[やること]: 面会交流の判例の抜粋では、親権はどのように行うのが最も望ましいとされていますか。

[抜粋]:
..........

面会交流の拒否で慰謝料500万を認めた判例

社会の基底的集団として、家族は全人格的に付き合うものであって、人はこうした家庭でおよそ成人に至るまでの長期間育成されるものであり、成人して出ていく社会にも社会的法則や倫理を遵守するとかの父性的原理に基くものや思いやりなど他人と共感して生活するなど母性的原理に基くものの双方を必要とし、未成熟の子に対する父親としての役割、母親としての役割を考慮すれば、つぎの時代を担う人間を育成する場として親権は親の権利性をそう強調して論ずべきものではなく、また、子の福祉の観点からその義務性をそう軽々しく論ずべきものではなく、父と母の共同して親権を行うことが最も望ましいのはいうまでもないところである。

(中略)

別居後の調停等の席上、原告から一郎を遠ざけようとする被告の態度(前記一2(二)、(三)、(四))は、社会人として成長した暁には人格として備わっていなくてはならない二つの特性、すなわち、人間の母性原理の他、父性原理を一郎自身が学習すべき絶好の機会を被告自らが摘み取っている態度というべく、決して讃められた態度ではない。

..........

[データの抜粋]:
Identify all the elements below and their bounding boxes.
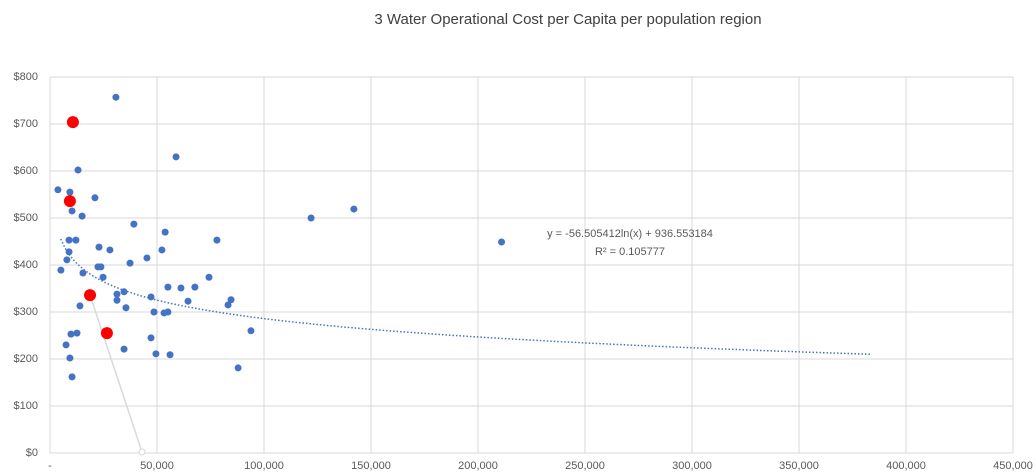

..........

[答え]: 父と母が共同して親権を行うことが最も望ましいとされています。